RECORDS FOR THE TASK:
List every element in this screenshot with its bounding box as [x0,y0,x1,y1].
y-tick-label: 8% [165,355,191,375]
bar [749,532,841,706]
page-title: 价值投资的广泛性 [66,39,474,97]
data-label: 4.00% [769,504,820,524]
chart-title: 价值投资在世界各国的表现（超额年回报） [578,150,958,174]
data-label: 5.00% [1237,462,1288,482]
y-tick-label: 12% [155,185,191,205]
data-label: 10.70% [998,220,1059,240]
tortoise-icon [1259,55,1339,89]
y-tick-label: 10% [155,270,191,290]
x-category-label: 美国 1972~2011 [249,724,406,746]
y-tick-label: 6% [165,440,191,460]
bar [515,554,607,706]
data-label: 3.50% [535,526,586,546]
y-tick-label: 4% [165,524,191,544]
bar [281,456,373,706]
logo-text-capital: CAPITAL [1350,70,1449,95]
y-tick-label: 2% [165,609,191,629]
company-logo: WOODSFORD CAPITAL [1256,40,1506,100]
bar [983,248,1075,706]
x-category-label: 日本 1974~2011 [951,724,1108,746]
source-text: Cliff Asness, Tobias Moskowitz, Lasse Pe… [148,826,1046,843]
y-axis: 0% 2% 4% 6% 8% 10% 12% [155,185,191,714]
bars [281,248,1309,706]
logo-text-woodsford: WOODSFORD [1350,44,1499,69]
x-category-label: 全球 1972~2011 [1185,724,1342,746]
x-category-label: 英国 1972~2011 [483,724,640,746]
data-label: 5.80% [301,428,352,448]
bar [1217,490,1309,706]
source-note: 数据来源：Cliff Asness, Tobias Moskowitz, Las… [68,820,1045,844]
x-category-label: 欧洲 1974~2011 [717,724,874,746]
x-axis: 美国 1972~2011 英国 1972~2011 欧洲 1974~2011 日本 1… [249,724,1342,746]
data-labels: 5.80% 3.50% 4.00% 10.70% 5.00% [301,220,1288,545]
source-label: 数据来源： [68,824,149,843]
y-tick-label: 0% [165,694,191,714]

EXERCISE PROMPT:
Please reproduce all of the material above line for line, changing nothing.

THE RESPONSE:
List every element in this screenshot with its bounding box as [x0,y0,x1,y1].
y-tick-label: 8% [165,355,191,375]
bar [749,532,841,706]
page-title: 价值投资的广泛性 [66,39,474,97]
data-label: 4.00% [769,504,820,524]
chart-title: 价值投资在世界各国的表现（超额年回报） [578,150,958,174]
data-label: 5.00% [1237,462,1288,482]
y-tick-label: 12% [155,185,191,205]
data-label: 10.70% [998,220,1059,240]
tortoise-icon [1259,55,1339,89]
y-tick-label: 10% [155,270,191,290]
x-category-label: 美国 1972~2011 [249,724,406,746]
y-tick-label: 6% [165,440,191,460]
bar [515,554,607,706]
data-label: 3.50% [535,526,586,546]
y-tick-label: 4% [165,524,191,544]
bar [281,456,373,706]
logo-text-capital: CAPITAL [1350,70,1449,95]
y-tick-label: 2% [165,609,191,629]
company-logo: WOODSFORD CAPITAL [1256,40,1506,100]
bar [983,248,1075,706]
x-category-label: 日本 1974~2011 [951,724,1108,746]
source-text: Cliff Asness, Tobias Moskowitz, Lasse Pe… [148,826,1046,843]
y-axis: 0% 2% 4% 6% 8% 10% 12% [155,185,191,714]
bars [281,248,1309,706]
logo-text-woodsford: WOODSFORD [1350,44,1499,69]
x-category-label: 全球 1972~2011 [1185,724,1342,746]
x-category-label: 英国 1972~2011 [483,724,640,746]
data-label: 5.80% [301,428,352,448]
bar [1217,490,1309,706]
source-note: 数据来源：Cliff Asness, Tobias Moskowitz, Las… [68,820,1045,844]
x-category-label: 欧洲 1974~2011 [717,724,874,746]
x-axis: 美国 1972~2011 英国 1972~2011 欧洲 1974~2011 日本 1… [249,724,1342,746]
data-labels: 5.80% 3.50% 4.00% 10.70% 5.00% [301,220,1288,545]
source-label: 数据来源： [68,824,149,843]
y-tick-label: 0% [165,694,191,714]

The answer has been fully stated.